Work instructions: Count, in the entries, the lines with "ETAPA". Answer with the number only.

Entries supplied:
* begin *

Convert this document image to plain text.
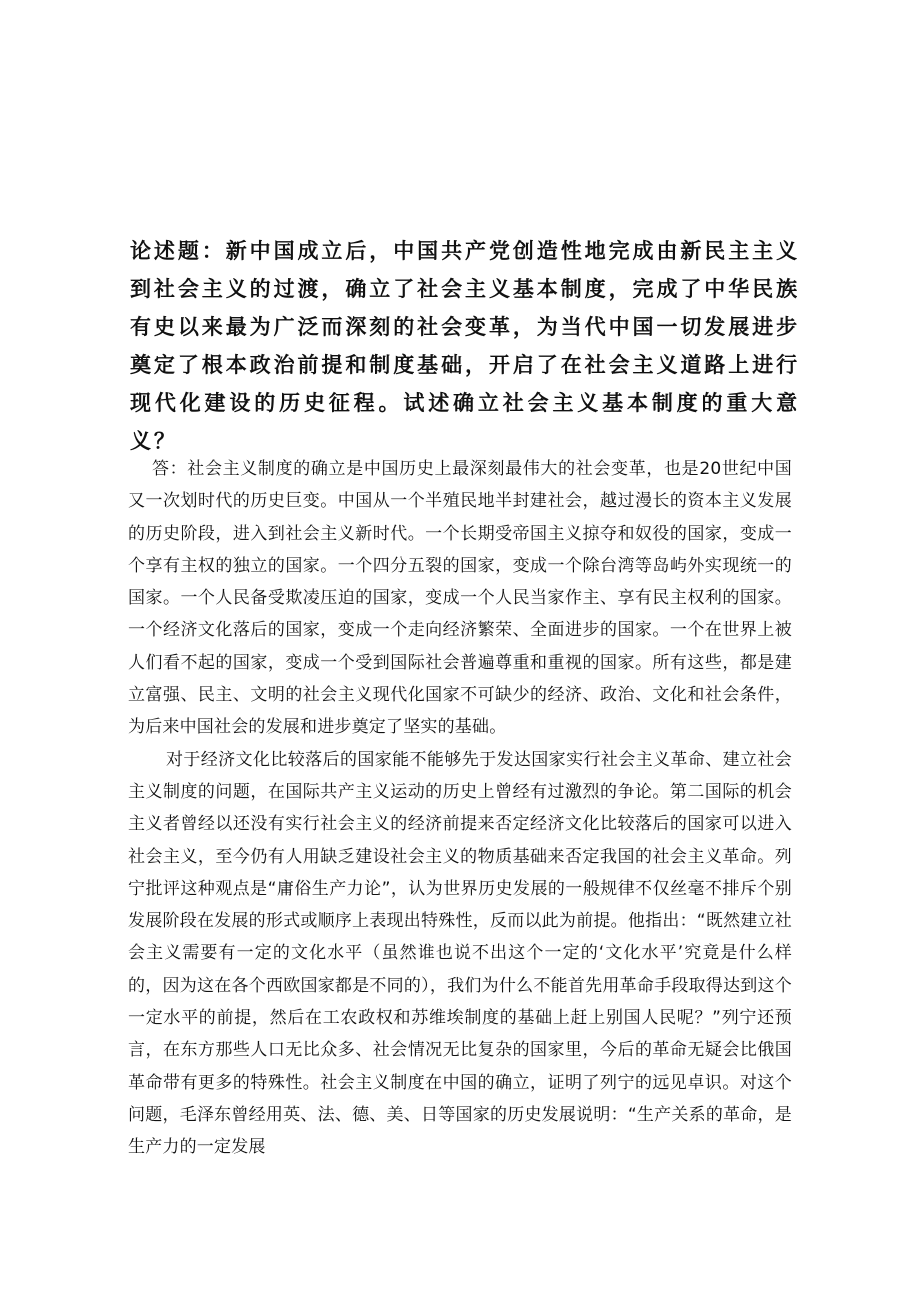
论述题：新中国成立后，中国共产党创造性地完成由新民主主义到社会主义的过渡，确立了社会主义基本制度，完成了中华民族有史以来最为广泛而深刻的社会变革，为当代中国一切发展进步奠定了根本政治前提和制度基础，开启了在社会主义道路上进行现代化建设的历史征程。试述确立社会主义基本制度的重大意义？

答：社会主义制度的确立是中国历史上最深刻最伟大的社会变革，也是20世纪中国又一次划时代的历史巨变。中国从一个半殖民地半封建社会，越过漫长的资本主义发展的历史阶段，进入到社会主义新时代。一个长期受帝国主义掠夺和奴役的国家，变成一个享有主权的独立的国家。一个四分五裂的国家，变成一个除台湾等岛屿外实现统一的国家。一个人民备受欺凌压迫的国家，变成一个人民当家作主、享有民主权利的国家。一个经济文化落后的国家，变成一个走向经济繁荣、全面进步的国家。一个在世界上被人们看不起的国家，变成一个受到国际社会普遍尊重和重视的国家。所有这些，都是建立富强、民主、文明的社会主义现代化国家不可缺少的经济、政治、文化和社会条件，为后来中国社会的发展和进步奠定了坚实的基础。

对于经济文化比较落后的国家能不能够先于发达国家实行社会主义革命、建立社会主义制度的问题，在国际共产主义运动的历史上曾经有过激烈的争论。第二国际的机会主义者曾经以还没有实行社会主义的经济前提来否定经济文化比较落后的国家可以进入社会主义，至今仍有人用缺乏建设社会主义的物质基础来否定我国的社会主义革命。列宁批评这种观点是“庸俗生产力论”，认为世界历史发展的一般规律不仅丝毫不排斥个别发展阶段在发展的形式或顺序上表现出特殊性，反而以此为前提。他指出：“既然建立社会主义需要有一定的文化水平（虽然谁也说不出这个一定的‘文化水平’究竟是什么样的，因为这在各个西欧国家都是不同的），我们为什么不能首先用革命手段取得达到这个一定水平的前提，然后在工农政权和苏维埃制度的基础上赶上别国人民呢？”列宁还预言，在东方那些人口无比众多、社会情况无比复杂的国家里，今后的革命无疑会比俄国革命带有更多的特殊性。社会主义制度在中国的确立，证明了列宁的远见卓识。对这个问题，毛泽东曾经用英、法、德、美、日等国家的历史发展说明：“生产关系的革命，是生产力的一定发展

* end *
* begin *

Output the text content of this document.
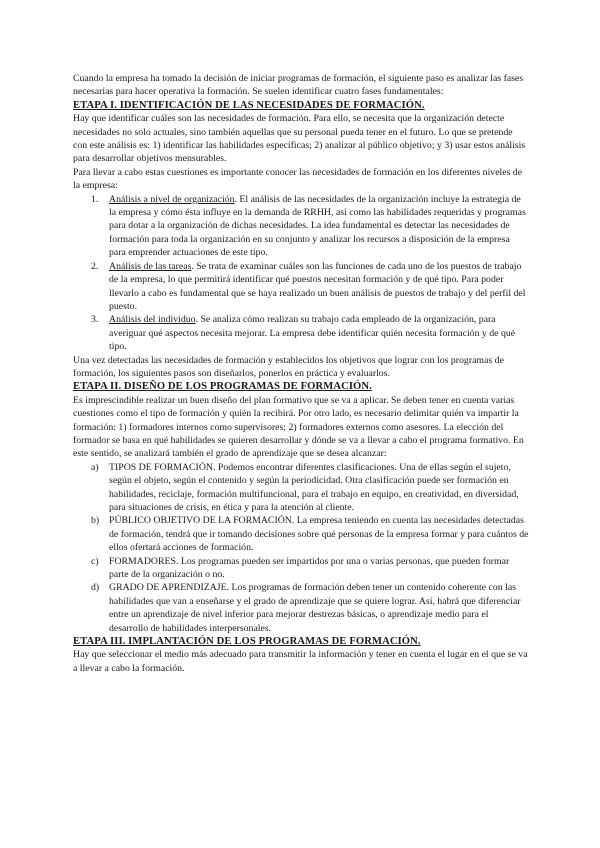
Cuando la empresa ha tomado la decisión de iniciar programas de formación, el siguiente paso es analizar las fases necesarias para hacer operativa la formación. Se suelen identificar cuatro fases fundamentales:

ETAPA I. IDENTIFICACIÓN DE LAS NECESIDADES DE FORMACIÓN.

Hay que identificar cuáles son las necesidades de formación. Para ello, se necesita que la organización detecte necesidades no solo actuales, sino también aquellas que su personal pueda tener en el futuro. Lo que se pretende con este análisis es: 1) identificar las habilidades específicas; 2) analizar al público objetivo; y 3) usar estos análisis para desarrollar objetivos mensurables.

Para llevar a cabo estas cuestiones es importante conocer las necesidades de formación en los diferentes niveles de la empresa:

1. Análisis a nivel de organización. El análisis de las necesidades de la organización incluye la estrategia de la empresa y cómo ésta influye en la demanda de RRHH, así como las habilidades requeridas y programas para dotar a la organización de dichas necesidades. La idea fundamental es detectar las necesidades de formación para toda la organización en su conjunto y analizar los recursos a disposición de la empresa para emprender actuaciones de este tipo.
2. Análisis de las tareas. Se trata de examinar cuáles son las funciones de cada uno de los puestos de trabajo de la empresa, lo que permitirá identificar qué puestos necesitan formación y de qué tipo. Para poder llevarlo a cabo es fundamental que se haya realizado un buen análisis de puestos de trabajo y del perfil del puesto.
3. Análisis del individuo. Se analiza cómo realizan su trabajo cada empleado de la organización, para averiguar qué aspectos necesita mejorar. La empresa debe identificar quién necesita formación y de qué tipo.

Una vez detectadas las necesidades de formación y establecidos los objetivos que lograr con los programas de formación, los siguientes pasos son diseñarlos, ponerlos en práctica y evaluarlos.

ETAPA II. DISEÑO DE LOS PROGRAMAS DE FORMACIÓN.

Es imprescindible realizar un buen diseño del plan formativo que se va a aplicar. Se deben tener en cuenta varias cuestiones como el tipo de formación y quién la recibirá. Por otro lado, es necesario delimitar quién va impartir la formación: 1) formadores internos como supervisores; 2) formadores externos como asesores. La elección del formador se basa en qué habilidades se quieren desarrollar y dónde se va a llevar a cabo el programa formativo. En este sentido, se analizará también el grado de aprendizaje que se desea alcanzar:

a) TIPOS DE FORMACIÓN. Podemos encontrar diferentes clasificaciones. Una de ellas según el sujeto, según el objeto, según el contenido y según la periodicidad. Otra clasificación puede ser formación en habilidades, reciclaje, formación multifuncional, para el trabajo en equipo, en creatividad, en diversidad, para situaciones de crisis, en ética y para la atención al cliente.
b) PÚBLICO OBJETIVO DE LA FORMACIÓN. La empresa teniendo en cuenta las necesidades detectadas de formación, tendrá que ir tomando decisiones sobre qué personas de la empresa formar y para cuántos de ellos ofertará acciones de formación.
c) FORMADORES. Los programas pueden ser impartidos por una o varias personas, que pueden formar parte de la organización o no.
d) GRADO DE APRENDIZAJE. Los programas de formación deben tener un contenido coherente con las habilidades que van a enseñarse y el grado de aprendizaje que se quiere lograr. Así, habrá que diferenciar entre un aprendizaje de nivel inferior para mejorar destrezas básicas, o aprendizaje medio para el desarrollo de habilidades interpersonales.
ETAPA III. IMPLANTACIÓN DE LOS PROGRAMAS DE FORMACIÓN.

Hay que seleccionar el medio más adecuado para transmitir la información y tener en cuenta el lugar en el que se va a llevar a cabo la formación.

* end *

Expected answer: 3